§ **Task directions**
Provide only the number of lines in the listing that contain the string "document".

§ **Dataset rows**

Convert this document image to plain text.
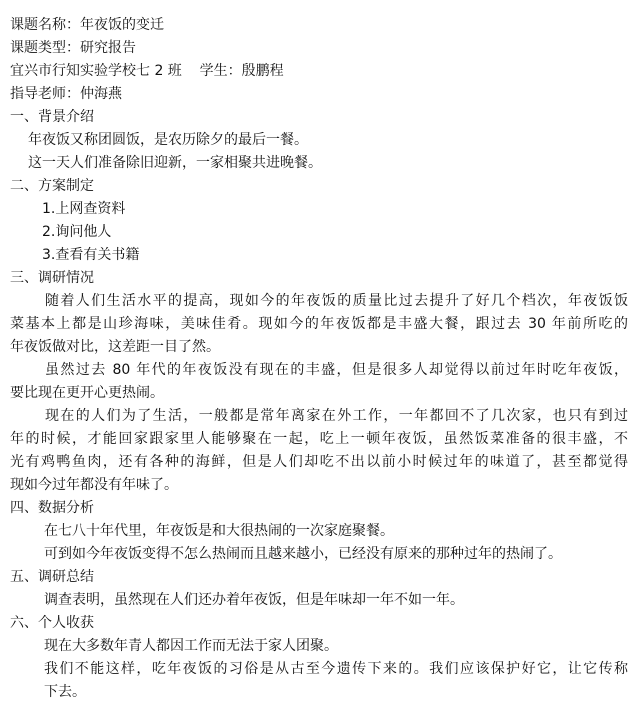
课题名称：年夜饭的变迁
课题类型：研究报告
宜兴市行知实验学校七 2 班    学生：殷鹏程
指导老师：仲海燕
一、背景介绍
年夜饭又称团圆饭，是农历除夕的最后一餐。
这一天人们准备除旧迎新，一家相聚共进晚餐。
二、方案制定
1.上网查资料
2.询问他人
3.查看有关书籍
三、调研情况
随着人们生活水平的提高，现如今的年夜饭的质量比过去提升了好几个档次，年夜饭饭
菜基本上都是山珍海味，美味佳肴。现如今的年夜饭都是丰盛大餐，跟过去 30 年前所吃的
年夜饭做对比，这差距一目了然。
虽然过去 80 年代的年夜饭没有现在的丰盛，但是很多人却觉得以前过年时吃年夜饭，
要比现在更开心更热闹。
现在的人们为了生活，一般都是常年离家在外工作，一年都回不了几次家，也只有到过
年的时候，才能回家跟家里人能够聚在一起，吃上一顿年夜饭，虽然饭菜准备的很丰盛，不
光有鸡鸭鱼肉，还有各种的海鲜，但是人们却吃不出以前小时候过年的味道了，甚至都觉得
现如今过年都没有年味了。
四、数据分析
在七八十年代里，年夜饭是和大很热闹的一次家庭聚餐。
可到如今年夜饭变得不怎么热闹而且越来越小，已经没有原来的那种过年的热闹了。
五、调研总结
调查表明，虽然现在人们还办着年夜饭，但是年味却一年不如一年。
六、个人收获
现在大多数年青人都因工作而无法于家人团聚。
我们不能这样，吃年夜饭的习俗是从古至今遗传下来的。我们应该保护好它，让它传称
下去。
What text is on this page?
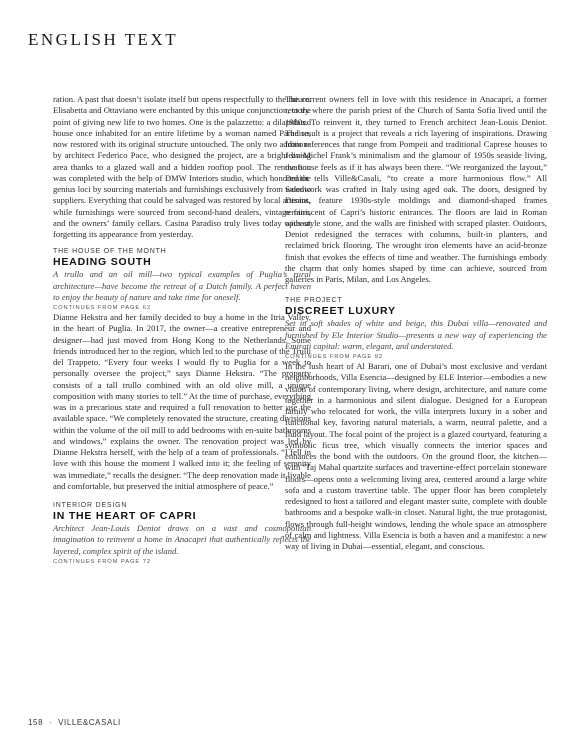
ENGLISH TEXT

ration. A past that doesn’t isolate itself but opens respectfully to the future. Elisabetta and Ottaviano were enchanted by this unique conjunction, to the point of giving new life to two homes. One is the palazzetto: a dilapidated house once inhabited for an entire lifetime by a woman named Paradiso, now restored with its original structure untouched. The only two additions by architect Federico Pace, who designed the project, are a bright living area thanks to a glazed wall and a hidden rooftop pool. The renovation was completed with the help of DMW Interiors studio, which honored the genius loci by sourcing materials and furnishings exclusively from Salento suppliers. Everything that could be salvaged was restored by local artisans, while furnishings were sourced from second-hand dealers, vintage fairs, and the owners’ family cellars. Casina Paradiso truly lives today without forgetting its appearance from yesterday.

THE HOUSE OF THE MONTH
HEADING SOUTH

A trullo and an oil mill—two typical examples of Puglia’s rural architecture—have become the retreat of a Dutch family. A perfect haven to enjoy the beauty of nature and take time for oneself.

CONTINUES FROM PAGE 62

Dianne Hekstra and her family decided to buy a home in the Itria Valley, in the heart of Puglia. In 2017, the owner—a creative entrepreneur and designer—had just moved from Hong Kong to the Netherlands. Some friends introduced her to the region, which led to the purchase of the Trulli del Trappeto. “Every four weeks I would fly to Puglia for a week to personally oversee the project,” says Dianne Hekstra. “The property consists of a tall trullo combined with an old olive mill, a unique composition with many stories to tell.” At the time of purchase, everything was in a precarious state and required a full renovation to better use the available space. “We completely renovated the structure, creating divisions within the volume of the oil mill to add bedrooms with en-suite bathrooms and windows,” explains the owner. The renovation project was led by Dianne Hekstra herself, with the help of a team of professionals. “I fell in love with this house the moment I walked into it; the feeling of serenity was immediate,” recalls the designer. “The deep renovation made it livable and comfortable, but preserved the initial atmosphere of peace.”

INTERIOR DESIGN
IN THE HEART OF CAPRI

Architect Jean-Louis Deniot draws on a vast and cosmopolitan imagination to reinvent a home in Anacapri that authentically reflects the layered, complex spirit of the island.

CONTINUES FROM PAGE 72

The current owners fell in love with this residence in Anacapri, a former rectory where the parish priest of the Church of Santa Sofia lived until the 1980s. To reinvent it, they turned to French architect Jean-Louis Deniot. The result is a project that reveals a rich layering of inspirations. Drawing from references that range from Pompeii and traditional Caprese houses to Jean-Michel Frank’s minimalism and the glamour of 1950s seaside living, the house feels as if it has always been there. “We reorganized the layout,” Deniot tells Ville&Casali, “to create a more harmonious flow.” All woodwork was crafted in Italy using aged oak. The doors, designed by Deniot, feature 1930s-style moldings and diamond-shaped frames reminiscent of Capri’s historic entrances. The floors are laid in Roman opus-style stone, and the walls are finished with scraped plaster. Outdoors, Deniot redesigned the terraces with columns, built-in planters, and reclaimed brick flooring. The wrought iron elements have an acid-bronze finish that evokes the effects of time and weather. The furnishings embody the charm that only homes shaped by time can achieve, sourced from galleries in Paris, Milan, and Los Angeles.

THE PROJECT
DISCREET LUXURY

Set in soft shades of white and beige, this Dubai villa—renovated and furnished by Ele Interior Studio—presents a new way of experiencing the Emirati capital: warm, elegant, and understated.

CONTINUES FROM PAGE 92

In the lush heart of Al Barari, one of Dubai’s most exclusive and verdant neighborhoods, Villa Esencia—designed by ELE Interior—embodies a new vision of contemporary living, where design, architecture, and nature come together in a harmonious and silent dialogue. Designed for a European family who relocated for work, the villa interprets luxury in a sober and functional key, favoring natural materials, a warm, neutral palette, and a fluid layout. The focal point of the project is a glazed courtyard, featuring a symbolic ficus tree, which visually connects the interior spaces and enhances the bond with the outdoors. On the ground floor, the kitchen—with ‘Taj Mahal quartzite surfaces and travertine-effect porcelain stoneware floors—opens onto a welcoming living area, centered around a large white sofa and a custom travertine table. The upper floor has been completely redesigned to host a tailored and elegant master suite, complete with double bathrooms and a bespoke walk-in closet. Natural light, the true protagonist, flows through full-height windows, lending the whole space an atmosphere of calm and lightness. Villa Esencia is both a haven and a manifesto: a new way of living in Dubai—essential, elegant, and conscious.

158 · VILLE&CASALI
* * *
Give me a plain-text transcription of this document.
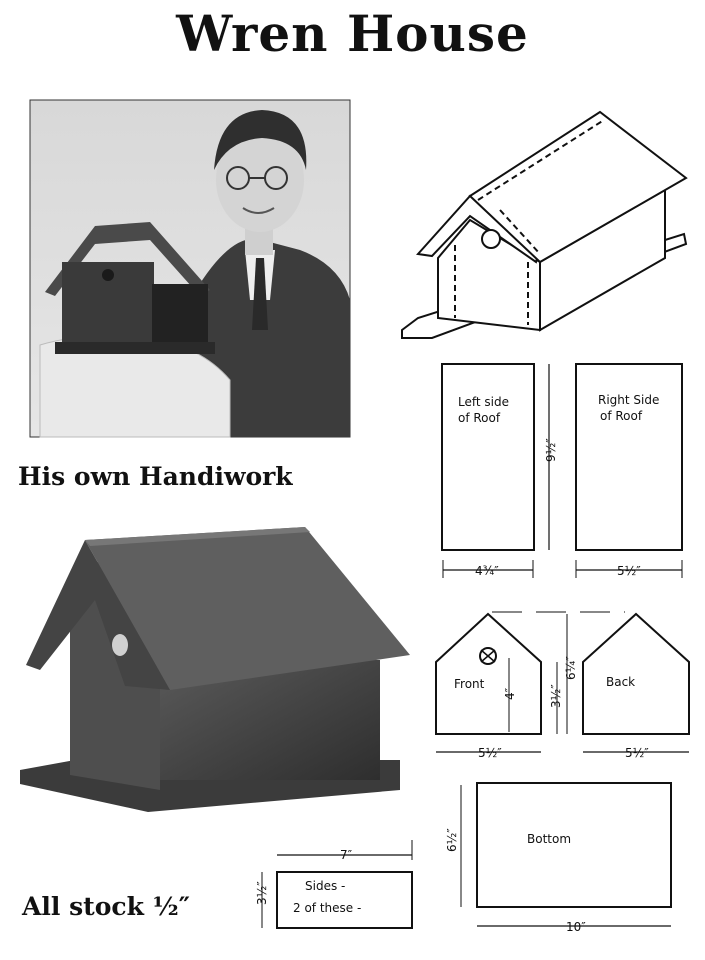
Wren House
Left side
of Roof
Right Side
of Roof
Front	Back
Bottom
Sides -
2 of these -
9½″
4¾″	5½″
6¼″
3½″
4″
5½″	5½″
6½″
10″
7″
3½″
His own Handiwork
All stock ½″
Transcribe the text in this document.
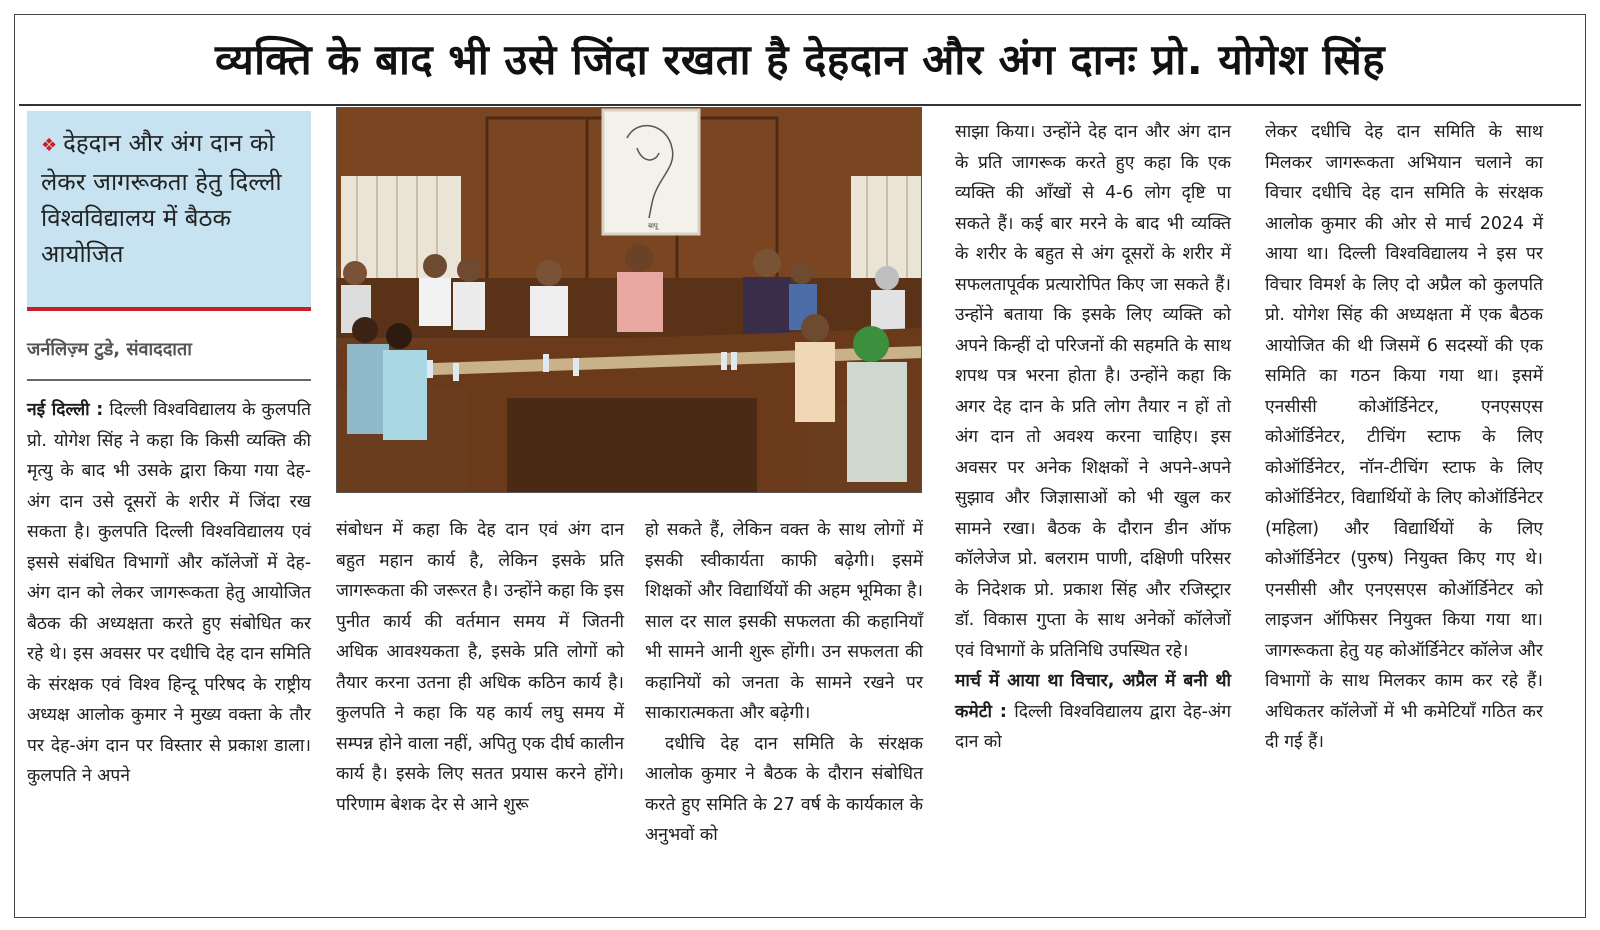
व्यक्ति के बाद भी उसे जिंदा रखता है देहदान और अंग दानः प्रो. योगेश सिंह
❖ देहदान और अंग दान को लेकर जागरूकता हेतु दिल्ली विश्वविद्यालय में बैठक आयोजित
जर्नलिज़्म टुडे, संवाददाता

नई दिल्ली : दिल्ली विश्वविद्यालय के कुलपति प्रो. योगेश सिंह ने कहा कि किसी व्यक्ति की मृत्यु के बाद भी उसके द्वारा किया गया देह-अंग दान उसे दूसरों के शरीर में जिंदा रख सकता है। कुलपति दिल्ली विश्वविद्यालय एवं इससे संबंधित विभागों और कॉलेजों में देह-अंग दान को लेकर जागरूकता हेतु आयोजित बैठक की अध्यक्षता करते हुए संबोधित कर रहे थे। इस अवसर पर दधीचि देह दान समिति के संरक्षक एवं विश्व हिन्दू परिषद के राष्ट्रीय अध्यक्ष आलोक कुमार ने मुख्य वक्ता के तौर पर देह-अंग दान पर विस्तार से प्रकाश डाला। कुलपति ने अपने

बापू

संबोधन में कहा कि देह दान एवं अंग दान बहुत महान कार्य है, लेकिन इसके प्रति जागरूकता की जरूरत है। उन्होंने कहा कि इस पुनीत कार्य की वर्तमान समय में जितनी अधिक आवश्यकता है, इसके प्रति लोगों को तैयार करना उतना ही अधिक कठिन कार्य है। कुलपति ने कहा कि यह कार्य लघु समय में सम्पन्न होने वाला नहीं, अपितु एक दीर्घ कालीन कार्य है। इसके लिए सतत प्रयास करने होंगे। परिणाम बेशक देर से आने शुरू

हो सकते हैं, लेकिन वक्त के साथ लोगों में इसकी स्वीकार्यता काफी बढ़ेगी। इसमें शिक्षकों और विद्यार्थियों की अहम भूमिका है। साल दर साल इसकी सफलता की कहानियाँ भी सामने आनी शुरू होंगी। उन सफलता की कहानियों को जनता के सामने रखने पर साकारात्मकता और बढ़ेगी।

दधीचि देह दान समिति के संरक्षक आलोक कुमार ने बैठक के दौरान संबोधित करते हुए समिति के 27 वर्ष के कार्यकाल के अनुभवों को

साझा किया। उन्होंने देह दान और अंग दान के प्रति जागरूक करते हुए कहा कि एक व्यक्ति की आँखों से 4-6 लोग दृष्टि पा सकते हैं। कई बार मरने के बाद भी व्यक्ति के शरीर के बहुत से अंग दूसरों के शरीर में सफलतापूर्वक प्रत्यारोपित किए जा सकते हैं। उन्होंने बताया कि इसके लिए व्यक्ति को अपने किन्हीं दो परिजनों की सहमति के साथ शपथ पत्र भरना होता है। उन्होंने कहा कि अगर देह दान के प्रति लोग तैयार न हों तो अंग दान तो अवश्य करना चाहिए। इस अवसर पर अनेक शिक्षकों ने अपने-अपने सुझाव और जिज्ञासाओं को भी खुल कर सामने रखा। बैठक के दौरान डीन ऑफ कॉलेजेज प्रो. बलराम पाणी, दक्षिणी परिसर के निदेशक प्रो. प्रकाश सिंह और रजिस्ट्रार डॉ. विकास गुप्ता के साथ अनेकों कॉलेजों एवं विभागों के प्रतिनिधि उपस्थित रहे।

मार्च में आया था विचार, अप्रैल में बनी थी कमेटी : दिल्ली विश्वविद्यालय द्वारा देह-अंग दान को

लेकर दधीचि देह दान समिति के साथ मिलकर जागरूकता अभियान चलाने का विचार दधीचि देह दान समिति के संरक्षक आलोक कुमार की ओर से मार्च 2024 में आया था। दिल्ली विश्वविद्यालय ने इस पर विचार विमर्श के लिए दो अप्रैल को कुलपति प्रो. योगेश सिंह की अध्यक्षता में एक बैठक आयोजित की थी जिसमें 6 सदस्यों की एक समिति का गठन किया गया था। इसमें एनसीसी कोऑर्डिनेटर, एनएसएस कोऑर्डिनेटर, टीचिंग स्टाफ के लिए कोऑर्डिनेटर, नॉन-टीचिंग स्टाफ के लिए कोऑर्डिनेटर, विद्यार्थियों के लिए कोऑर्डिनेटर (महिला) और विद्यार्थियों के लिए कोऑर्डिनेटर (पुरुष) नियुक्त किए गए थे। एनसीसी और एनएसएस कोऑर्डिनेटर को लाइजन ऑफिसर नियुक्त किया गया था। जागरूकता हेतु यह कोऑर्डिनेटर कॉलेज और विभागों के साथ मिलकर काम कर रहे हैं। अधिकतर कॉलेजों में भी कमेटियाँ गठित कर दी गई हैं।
--
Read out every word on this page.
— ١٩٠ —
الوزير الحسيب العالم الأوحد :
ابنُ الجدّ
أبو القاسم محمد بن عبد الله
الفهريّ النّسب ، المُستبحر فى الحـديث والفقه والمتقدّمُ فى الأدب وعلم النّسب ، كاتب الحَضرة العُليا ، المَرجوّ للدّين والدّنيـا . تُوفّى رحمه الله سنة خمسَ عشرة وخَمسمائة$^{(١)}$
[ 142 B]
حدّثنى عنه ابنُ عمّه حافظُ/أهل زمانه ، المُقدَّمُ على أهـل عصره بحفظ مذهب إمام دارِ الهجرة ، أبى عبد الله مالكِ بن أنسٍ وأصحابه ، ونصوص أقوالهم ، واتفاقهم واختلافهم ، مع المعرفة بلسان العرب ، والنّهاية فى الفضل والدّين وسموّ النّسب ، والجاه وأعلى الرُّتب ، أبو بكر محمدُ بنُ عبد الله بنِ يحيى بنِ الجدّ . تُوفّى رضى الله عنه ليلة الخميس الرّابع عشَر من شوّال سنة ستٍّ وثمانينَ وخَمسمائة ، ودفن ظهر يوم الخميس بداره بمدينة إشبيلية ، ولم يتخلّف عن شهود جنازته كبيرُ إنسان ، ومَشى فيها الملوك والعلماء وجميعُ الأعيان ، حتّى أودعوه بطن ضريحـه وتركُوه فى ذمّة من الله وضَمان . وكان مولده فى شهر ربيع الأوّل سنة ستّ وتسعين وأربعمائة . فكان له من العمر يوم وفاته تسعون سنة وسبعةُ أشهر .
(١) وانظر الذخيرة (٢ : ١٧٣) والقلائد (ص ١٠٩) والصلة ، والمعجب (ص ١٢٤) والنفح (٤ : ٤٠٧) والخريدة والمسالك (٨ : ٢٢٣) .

§ **Solution to the problem**
3